**Instruction:** Of all the lines here, how many include the string "label"? Answer with the number only.
[Start]
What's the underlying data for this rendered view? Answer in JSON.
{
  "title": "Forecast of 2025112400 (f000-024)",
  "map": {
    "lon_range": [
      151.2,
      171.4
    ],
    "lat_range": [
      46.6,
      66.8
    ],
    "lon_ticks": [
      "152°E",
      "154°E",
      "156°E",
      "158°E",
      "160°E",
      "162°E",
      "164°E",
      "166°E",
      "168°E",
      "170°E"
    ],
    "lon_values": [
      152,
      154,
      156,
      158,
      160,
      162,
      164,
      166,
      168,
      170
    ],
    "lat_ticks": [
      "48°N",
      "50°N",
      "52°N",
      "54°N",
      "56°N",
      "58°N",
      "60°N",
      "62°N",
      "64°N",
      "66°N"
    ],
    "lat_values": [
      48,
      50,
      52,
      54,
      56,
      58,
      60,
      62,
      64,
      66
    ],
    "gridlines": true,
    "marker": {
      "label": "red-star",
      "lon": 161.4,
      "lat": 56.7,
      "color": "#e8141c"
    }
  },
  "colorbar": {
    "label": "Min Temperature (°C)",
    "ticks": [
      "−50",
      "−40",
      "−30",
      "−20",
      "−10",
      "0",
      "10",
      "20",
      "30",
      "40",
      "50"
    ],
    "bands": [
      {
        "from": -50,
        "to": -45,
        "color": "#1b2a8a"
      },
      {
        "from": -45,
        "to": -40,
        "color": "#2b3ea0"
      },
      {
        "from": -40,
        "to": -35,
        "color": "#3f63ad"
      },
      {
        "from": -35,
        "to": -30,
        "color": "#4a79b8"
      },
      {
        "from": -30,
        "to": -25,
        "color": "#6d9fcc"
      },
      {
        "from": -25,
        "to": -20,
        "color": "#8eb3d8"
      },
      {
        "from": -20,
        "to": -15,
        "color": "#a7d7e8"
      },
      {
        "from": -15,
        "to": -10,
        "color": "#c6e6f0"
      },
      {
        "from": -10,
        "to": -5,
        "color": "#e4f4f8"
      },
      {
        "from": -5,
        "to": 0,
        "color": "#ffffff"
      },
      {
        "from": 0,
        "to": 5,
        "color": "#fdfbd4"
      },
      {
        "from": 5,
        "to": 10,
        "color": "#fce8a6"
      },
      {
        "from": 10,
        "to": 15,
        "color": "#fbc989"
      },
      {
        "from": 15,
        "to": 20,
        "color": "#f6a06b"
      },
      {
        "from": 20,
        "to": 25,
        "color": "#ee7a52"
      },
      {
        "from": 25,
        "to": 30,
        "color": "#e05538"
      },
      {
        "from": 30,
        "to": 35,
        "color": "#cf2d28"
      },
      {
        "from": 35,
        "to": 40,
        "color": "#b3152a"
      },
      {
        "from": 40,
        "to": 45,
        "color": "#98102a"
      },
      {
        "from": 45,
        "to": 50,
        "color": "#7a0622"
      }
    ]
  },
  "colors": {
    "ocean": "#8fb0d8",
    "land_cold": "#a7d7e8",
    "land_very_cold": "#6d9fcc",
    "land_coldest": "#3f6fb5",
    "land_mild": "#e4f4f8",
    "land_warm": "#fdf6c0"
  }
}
[End]
**In response:** 2